### ENTRIES

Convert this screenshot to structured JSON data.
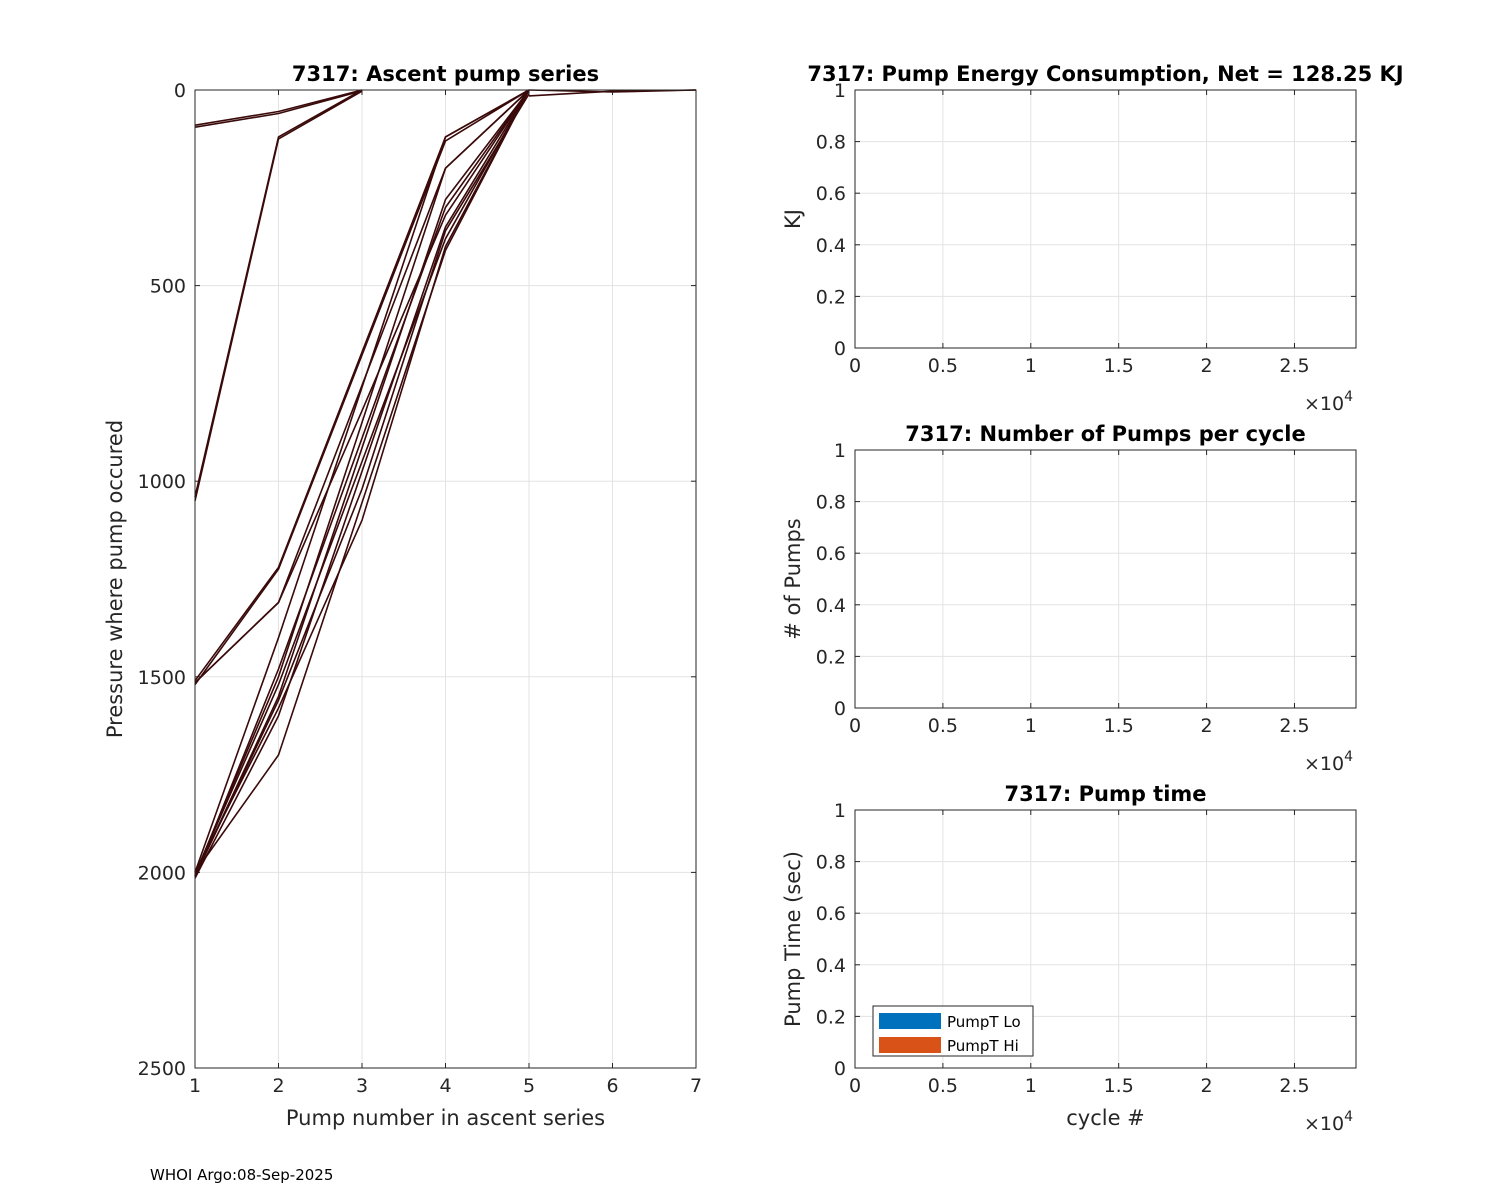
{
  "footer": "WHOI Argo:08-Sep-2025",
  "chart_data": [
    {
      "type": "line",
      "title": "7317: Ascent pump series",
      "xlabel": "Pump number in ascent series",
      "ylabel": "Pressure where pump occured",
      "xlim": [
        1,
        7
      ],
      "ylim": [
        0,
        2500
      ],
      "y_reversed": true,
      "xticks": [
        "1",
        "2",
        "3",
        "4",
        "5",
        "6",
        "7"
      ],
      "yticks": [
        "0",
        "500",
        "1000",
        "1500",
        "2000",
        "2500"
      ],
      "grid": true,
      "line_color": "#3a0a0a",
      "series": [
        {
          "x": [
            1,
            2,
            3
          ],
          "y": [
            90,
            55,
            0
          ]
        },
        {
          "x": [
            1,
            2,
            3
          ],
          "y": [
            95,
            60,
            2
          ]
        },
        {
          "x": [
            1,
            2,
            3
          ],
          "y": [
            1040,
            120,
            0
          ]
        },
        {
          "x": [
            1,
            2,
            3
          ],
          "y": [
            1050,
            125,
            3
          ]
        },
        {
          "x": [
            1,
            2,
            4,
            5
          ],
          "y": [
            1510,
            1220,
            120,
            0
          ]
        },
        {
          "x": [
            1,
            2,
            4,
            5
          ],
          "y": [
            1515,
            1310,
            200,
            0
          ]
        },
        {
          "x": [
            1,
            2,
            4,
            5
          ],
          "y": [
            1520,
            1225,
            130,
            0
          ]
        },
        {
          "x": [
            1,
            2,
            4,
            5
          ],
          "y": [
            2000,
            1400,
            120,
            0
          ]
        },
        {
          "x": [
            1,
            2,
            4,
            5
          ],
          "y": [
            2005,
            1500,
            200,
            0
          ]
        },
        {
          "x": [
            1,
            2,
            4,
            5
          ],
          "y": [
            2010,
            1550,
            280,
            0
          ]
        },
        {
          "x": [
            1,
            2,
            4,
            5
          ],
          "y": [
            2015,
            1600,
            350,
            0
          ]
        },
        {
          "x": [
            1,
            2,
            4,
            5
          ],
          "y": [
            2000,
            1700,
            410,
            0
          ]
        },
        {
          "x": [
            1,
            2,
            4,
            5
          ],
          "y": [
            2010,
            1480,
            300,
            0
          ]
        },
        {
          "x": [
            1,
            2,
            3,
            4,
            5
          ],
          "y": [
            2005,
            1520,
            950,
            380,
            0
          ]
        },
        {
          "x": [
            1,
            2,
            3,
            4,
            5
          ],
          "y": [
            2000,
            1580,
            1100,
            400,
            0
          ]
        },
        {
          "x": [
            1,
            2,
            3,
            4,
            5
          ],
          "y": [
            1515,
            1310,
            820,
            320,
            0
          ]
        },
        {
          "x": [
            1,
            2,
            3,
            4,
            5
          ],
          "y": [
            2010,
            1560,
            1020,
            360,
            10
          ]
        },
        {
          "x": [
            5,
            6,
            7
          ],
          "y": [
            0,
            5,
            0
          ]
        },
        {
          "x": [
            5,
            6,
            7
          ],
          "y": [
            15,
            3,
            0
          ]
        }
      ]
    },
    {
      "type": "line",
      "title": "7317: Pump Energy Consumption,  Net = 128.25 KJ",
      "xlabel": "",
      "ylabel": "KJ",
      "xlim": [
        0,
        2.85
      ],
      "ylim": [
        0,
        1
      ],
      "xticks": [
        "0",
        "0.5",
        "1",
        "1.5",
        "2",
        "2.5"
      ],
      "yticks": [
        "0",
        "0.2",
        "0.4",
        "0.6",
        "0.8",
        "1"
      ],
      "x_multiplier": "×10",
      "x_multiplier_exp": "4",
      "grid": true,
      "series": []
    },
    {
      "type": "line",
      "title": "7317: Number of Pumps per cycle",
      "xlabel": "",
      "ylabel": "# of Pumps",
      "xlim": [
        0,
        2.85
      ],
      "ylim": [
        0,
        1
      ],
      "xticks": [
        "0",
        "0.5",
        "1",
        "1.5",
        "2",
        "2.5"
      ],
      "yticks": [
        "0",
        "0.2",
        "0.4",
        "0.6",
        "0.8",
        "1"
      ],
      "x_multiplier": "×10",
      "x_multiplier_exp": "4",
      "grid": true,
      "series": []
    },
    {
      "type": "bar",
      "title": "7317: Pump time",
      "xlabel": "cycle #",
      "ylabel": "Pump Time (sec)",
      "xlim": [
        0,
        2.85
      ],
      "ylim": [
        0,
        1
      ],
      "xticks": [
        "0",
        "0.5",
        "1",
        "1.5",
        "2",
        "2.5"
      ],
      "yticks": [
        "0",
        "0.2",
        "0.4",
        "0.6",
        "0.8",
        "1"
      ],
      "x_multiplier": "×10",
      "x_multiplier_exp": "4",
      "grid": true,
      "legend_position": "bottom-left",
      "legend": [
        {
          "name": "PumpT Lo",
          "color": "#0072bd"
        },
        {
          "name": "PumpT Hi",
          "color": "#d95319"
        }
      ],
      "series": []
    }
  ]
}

==

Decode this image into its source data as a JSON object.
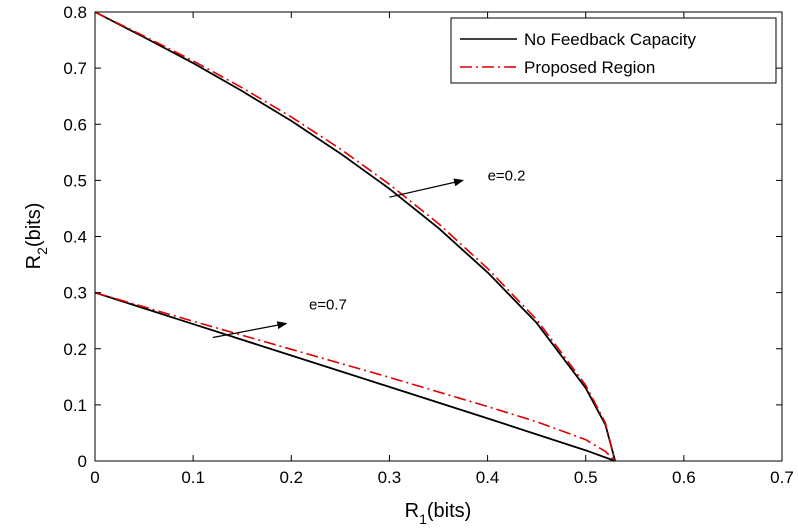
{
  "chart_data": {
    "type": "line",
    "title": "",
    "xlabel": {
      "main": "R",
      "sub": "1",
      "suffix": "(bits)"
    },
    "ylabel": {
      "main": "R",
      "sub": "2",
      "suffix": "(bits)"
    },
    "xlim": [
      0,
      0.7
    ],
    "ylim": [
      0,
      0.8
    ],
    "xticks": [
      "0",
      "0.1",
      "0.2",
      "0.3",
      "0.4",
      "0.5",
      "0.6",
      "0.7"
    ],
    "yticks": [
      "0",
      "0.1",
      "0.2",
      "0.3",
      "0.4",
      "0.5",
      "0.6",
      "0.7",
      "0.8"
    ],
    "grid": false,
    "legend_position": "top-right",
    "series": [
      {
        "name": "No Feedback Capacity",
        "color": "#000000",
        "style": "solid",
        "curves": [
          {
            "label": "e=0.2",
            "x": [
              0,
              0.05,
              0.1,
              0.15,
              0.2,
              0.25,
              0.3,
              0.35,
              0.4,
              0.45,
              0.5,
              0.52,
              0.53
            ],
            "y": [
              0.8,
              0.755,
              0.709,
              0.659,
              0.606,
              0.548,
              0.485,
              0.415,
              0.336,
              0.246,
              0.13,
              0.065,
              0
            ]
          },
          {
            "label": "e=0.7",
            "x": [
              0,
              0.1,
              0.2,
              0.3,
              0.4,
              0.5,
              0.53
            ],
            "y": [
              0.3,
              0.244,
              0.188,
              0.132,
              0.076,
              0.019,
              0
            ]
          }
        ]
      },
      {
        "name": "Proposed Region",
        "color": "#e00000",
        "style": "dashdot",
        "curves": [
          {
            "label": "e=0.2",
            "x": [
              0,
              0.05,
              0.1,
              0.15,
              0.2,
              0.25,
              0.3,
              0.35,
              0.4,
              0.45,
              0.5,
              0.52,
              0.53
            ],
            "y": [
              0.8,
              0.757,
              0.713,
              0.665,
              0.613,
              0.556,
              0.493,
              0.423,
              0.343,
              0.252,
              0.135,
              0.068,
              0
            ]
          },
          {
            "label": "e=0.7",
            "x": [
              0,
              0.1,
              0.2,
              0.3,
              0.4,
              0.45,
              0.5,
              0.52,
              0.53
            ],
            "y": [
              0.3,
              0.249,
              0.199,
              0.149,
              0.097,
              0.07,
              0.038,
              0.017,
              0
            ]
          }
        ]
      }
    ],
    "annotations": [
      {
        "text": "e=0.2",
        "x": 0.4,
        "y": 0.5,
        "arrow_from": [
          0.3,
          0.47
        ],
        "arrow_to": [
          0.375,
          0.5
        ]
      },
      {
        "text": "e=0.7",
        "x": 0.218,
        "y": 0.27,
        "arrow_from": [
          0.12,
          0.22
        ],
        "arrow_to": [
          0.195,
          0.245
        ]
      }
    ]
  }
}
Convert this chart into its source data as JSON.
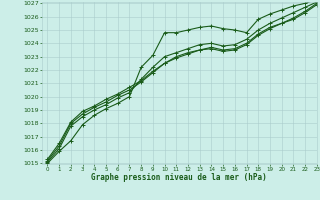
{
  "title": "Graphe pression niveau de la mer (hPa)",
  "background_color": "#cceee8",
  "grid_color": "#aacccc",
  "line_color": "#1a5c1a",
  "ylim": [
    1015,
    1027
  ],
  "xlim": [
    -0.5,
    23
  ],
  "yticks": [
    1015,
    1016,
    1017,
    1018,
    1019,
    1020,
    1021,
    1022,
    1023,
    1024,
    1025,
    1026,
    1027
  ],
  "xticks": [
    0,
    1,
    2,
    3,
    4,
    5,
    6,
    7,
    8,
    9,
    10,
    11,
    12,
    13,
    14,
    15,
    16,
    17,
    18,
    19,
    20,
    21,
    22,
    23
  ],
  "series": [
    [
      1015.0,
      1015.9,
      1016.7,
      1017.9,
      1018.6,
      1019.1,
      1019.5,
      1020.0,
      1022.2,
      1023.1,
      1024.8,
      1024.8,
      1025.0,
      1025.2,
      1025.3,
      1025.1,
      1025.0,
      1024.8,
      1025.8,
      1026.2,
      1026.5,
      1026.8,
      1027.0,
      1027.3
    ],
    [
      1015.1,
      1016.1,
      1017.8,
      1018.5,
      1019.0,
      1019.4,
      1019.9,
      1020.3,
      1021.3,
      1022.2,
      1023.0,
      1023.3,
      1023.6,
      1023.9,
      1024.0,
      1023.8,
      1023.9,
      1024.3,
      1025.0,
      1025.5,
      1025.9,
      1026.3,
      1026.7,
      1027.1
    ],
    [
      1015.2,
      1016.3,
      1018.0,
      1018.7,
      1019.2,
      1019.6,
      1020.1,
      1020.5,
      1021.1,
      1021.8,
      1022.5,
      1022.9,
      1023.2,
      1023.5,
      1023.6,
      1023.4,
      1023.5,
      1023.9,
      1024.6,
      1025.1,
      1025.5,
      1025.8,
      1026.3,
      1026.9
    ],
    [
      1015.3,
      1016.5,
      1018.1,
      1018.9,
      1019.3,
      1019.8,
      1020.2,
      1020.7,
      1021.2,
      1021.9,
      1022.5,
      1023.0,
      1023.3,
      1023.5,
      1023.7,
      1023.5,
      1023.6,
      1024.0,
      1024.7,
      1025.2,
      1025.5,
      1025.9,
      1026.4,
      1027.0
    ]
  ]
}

---

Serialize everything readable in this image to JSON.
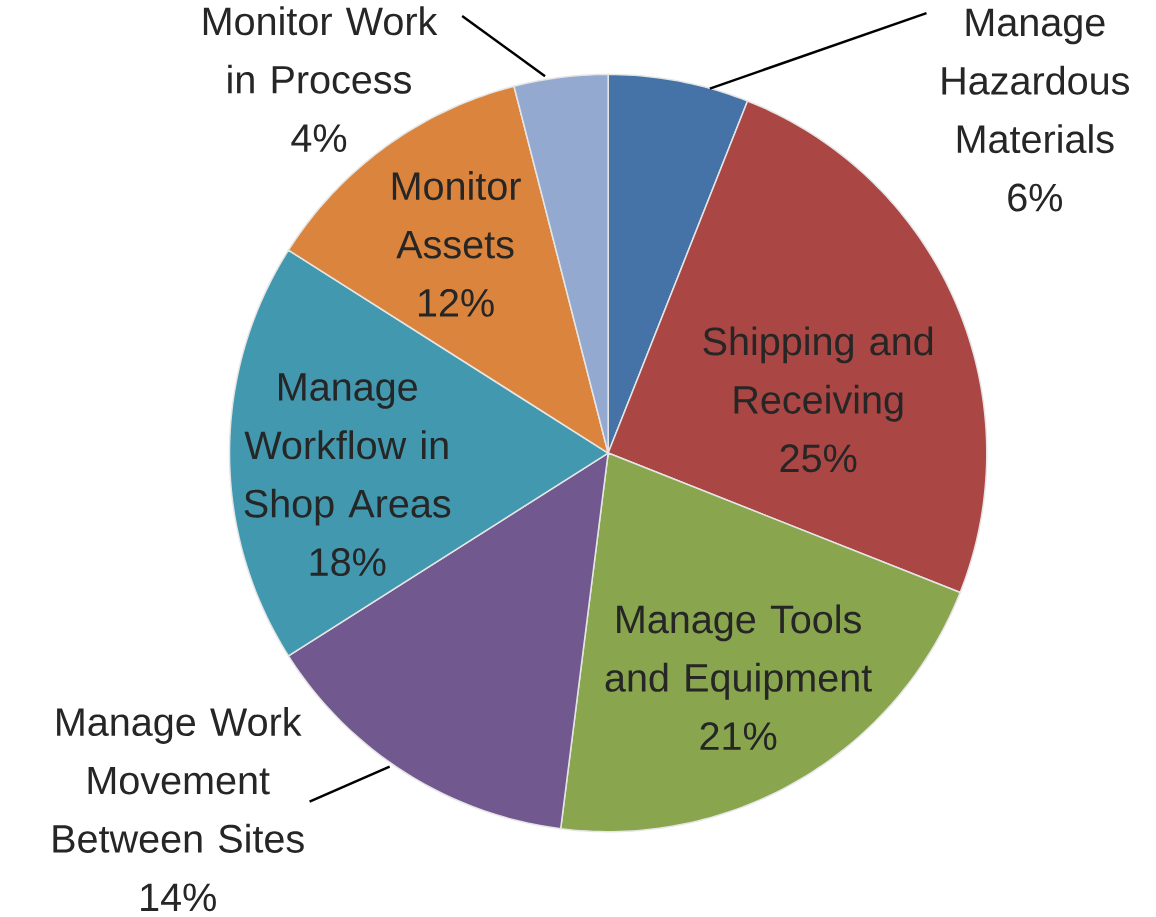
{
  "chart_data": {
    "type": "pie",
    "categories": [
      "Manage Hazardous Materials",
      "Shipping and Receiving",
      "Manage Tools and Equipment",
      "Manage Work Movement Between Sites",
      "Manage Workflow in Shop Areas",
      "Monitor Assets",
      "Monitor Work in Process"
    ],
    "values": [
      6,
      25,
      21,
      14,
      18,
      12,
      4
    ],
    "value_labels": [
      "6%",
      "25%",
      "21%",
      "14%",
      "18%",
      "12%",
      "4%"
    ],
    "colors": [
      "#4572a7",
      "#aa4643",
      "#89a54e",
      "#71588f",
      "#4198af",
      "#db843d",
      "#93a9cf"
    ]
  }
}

### DIRECTIVE
In the material above, show every line where the word "Manage" turns up.

### RESPONSE
      "Manage Hazardous Materials",
      "Manage Tools and Equipment",
      "Manage Work Movement Between Sites",
      "Manage Workflow in Shop Areas",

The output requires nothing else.